### REQUIREMENTS
From the entries below, list each line with "Alarms".

### DATA ENTRIES
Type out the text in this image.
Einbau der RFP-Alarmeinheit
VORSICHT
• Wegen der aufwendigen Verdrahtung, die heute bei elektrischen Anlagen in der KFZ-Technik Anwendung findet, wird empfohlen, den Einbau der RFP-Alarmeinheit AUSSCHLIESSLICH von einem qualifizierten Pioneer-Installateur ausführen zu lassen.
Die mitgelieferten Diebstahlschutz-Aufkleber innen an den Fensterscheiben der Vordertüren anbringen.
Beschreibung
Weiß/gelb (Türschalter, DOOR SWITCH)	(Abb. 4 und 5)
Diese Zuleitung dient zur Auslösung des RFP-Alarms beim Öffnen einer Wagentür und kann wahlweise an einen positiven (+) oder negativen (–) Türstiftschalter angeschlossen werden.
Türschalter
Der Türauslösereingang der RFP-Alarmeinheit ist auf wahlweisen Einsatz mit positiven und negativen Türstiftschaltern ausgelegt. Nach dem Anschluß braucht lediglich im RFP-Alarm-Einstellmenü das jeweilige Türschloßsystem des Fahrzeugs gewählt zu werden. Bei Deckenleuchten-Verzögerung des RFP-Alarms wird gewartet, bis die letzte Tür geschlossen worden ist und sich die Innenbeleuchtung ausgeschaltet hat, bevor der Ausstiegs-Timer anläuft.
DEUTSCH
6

* * *

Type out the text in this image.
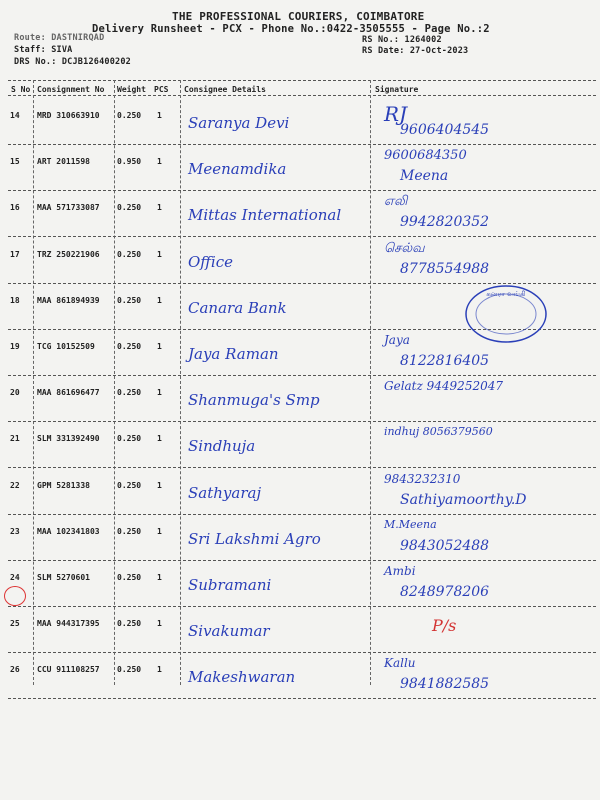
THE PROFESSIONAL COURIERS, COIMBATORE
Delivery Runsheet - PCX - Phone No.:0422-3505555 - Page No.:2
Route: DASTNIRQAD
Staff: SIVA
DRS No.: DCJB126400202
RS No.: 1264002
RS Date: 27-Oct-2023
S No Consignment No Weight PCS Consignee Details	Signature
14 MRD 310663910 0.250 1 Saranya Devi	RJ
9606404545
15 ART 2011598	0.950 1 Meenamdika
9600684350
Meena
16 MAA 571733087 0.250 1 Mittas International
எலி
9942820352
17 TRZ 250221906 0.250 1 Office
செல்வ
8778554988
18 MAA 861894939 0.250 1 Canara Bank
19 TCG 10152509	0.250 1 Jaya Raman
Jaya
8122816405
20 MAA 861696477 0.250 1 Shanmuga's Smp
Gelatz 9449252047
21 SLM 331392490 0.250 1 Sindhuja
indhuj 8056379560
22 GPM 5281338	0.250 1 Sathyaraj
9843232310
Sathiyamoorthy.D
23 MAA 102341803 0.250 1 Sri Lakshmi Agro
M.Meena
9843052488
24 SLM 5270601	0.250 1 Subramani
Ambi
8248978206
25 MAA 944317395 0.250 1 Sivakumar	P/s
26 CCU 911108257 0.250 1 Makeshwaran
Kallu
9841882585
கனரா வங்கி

### THE REPLY
Diese Zuleitung dient zur Auslösung des RFP-Alarms beim Öffnen einer Wagentür und kann wahlweise an einen positiven (+) oder negativen (–) Türstiftschalter angeschlossen werden.
Der Türauslösereingang der RFP-Alarmeinheit ist auf wahlweisen Einsatz mit positiven und negativen Türstiftschaltern ausgelegt. Nach dem Anschluß braucht lediglich im RFP-Alarm-Einstellmenü das jeweilige Türschloßsystem des Fahrzeugs gewählt zu werden. Bei Deckenleuchten-Verzögerung des RFP-Alarms wird gewartet, bis die letzte Tür geschlossen worden ist und sich die Innenbeleuchtung ausgeschaltet hat, bevor der Ausstiegs-Timer anläuft.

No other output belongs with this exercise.